> _DOCUMENT EXCERPT_:
Start

For most of its history, mathematics was essentially computational: geometry dealt with constructions of geometric objects, algebra was concerned with algorithmic solutions to systems of equations, and analysis provided means to compute the future behavior of systems evolving over time. From the proof of a theorem to the effect that “for every x, there is a y such that …”, it was generally straightforward to extract an algorithm to compute such a y given x.

In the nineteenth century, however, increases in the complexity of mathematical arguments pushed mathematicians to develop new styles of reasoning that suppress algorithmic information and invoke descriptions of mathematical objects that abstract away the details of how those objects are represented. The goal was to obtain a powerful “conceptual” understanding without getting bogged down in computational details, but this had the effect of admitting mathematical theorems that are simply false on a direct computational reading.

With that, we see that the authors are talking about theorems of the form "for every $x$ there is a $y$ ...". There are many such theorems that are true classically, and where objects of the type of $x$ and $y$ could be represented by a computer, but where there is no program to produce $y$ from $x$. This area of study overlaps constructive mathematics and computability theory. In computability theory, rather than just proving that particular theorems are not computably true, we instead try to classify how uncomputable the theorems are. There is also a research field of proof mining which is able to extract algorithms from a number of classical proofs (of course, not all). This program has led to new concrete bounds for theorems in analysis, among other things.

The phenomenon of uncomputability in classical mathematical theorems is very widespread. I will give just a few examples, trying to include several areas of mathematics.

Hilbert's 10th Problem One example comes from Hilbert's 10th problem. Given a multivariable polynomial with integer coefficients, there is a natural number $n$ so that $n = 1$ if the polynomial has an integer root, and $n = 0$ otherwise. This is a trivial classical theorem, but the MDRP theorem shows exactly that there is no program that can produce $n$ from the polynomial in every case.

That is, given a multivariable polynomial with integer coefficients, where we can substitute integers for the variables, there is no effective way to decide whether $0$ is in the range. The proof uses classical computability theory, and shows that this decision problem is equivalent to the halting problem, a benchmark example of an uncomputable decision problem.

Jordan forms Anther example comes when we work with infinite precision real numbers, so that a real number is represented as a Cauchy sequence of rationals that converges at a fixed rate. These sequences can be manipulated by programs, and this is a standard part of computable analysis.

End

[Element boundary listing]
Start

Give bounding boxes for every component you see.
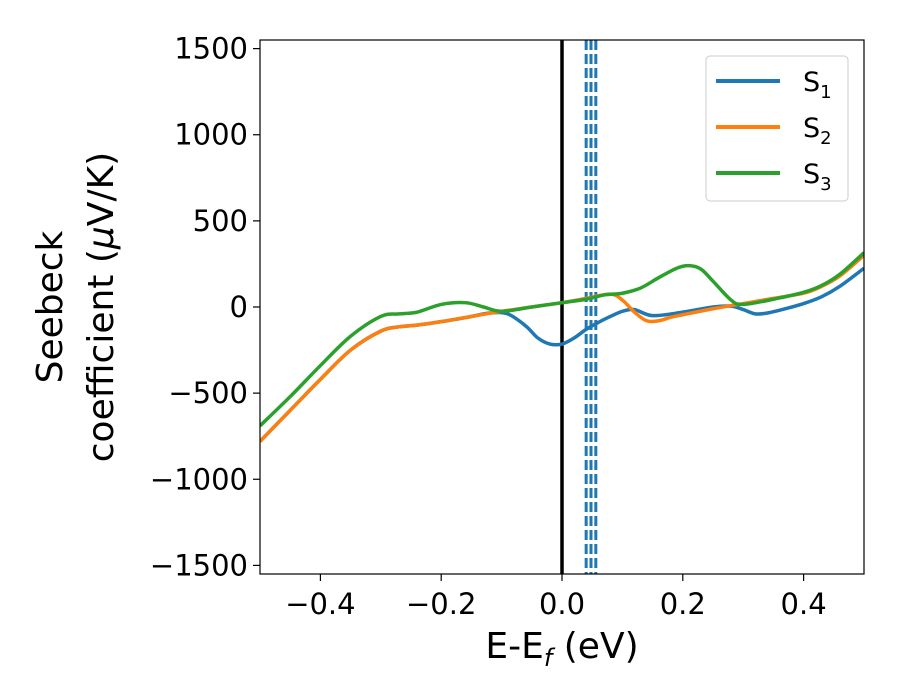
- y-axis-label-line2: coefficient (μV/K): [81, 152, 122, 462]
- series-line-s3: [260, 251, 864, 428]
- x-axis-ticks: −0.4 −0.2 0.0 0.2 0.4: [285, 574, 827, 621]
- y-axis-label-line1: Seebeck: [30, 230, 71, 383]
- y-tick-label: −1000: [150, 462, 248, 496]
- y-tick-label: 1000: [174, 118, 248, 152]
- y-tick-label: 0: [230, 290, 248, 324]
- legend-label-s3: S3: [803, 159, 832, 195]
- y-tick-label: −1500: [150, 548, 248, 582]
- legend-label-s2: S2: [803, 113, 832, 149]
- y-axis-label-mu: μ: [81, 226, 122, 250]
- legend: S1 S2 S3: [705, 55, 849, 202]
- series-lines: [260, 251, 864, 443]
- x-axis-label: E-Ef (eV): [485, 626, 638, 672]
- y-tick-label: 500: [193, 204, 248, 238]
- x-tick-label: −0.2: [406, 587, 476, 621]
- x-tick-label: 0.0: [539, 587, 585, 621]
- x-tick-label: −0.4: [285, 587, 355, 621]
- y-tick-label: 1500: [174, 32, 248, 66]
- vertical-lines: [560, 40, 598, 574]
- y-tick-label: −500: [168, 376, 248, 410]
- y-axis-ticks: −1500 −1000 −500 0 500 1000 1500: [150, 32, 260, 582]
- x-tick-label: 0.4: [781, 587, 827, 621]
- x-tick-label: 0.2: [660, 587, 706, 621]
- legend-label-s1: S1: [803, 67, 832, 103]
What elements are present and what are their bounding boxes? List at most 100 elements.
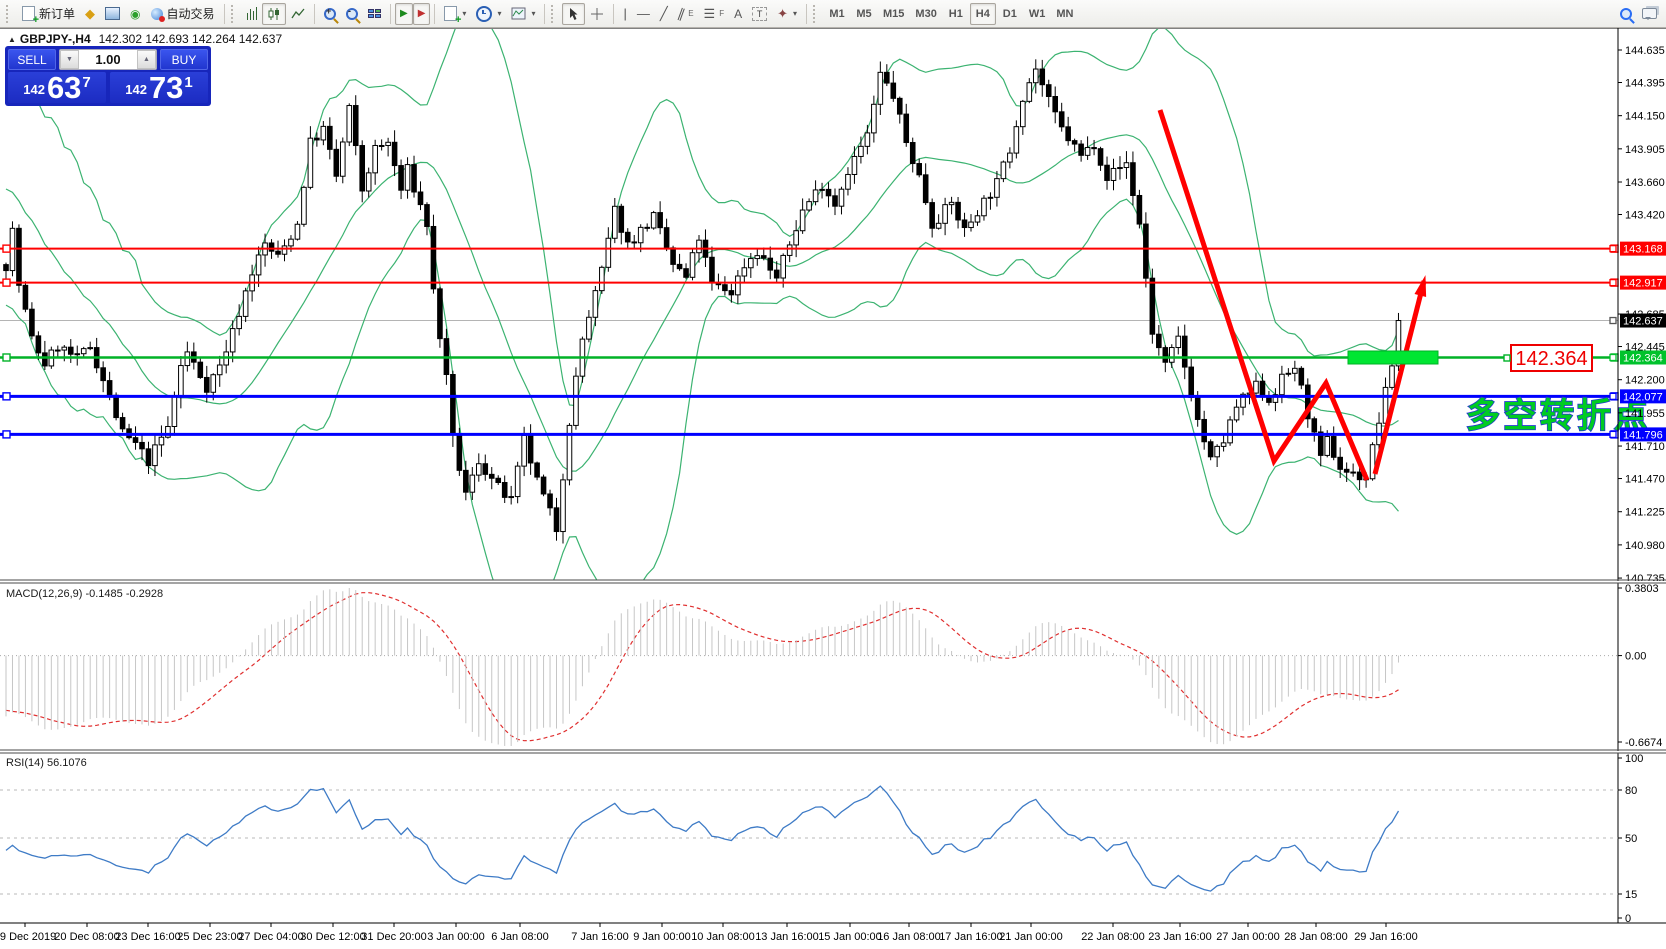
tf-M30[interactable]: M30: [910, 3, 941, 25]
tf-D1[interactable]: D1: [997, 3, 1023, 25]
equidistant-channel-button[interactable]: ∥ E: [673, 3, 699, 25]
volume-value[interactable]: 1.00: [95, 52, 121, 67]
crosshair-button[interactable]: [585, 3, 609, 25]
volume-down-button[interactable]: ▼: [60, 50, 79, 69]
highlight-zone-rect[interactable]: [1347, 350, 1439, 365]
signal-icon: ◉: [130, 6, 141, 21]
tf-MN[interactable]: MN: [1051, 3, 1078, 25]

End

> _TASK SET_:
**1.** Translate this sentence from the passage on uncomputability in classical mathematics into Spanish: "This area of study overlaps constructive mathematics and computability theory."
**2.** Reproduce everything in the passage on uncomputability in classical mathematics from "In the nineteenth" down to "direct computational reading.".
The listing above isn't needed for any of this.

> _SOLUTION SET_:
**1.** Esta área de estudio se superpone con la matemática constructiva y la teoría de la computabilidad.

**2.**
In the nineteenth century, however, increases in the complexity of mathematical arguments pushed mathematicians to develop new styles of reasoning that suppress algorithmic information and invoke descriptions of mathematical objects that abstract away the details of how those objects are represented. The goal was to obtain a powerful “conceptual” understanding without getting bogged down in computational details, but this had the effect of admitting mathematical theorems that are simply false on a direct computational reading.